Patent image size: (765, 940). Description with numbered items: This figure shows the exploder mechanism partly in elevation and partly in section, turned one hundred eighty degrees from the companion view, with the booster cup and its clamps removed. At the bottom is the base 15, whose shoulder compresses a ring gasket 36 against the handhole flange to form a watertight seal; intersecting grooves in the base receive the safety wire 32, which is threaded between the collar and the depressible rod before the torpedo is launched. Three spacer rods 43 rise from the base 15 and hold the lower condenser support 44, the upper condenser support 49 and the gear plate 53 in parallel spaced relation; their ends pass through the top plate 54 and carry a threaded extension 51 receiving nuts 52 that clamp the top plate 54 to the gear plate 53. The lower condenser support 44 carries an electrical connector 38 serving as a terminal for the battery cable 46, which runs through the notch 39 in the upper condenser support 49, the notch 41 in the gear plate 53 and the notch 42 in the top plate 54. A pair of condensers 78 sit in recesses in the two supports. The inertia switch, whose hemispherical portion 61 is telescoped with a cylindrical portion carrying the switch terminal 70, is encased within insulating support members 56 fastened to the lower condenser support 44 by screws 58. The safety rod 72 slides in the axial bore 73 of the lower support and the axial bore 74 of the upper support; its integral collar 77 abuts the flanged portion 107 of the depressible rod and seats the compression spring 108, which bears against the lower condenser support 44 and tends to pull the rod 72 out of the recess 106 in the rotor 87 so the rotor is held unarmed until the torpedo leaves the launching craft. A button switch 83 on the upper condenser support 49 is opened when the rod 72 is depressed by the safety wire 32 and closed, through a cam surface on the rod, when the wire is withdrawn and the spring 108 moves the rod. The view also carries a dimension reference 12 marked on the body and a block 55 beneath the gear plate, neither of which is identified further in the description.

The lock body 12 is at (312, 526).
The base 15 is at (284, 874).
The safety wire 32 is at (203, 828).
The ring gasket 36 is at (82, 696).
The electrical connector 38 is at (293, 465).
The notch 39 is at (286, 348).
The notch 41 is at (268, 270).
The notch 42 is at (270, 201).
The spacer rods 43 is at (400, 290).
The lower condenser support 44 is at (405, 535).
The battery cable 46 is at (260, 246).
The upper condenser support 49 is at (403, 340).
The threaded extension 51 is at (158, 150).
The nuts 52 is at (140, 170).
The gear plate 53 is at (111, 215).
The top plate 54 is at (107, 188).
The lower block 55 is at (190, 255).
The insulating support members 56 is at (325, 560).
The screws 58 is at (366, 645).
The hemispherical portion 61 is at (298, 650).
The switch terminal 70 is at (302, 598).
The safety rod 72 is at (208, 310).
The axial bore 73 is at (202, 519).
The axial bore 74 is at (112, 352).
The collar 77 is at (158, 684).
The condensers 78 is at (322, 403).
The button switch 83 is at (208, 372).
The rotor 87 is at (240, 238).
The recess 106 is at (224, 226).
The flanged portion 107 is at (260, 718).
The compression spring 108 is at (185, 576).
■ ■ ■ ■ ■
▶ **Goal**
Quote the material above word for word, from the opening description through the last location line.

▶ **Solution to this problem**
Patent image size: (765, 940). Description with numbered items: This figure shows the exploder mechanism partly in elevation and partly in section, turned one hundred eighty degrees from the companion view, with the booster cup and its clamps removed. At the bottom is the base 15, whose shoulder compresses a ring gasket 36 against the handhole flange to form a watertight seal; intersecting grooves in the base receive the safety wire 32, which is threaded between the collar and the depressible rod before the torpedo is launched. Three spacer rods 43 rise from the base 15 and hold the lower condenser support 44, the upper condenser support 49 and the gear plate 53 in parallel spaced relation; their ends pass through the top plate 54 and carry a threaded extension 51 receiving nuts 52 that clamp the top plate 54 to the gear plate 53. The lower condenser support 44 carries an electrical connector 38 serving as a terminal for the battery cable 46, which runs through the notch 39 in the upper condenser support 49, the notch 41 in the gear plate 53 and the notch 42 in the top plate 54. A pair of condensers 78 sit in recesses in the two supports. The inertia switch, whose hemispherical portion 61 is telescoped with a cylindrical portion carrying the switch terminal 70, is encased within insulating support members 56 fastened to the lower condenser support 44 by screws 58. The safety rod 72 slides in the axial bore 73 of the lower support and the axial bore 74 of the upper support; its integral collar 77 abuts the flanged portion 107 of the depressible rod and seats the compression spring 108, which bears against the lower condenser support 44 and tends to pull the rod 72 out of the recess 106 in the rotor 87 so the rotor is held unarmed until the torpedo leaves the launching craft. A button switch 83 on the upper condenser support 49 is opened when the rod 72 is depressed by the safety wire 32 and closed, through a cam surface on the rod, when the wire is withdrawn and the spring 108 moves the rod. The view also carries a dimension reference 12 marked on the body and a block 55 beneath the gear plate, neither of which is identified further in the description.

The lock body 12 is at (312, 526).
The base 15 is at (284, 874).
The safety wire 32 is at (203, 828).
The ring gasket 36 is at (82, 696).
The electrical connector 38 is at (293, 465).
The notch 39 is at (286, 348).
The notch 41 is at (268, 270).
The notch 42 is at (270, 201).
The spacer rods 43 is at (400, 290).
The lower condenser support 44 is at (405, 535).
The battery cable 46 is at (260, 246).
The upper condenser support 49 is at (403, 340).
The threaded extension 51 is at (158, 150).
The nuts 52 is at (140, 170).
The gear plate 53 is at (111, 215).
The top plate 54 is at (107, 188).
The lower block 55 is at (190, 255).
The insulating support members 56 is at (325, 560).
The screws 58 is at (366, 645).
The hemispherical portion 61 is at (298, 650).
The switch terminal 70 is at (302, 598).
The safety rod 72 is at (208, 310).
The axial bore 73 is at (202, 519).
The axial bore 74 is at (112, 352).
The collar 77 is at (158, 684).
The condensers 78 is at (322, 403).
The button switch 83 is at (208, 372).
The rotor 87 is at (240, 238).
The recess 106 is at (224, 226).
The flanged portion 107 is at (260, 718).
The compression spring 108 is at (185, 576).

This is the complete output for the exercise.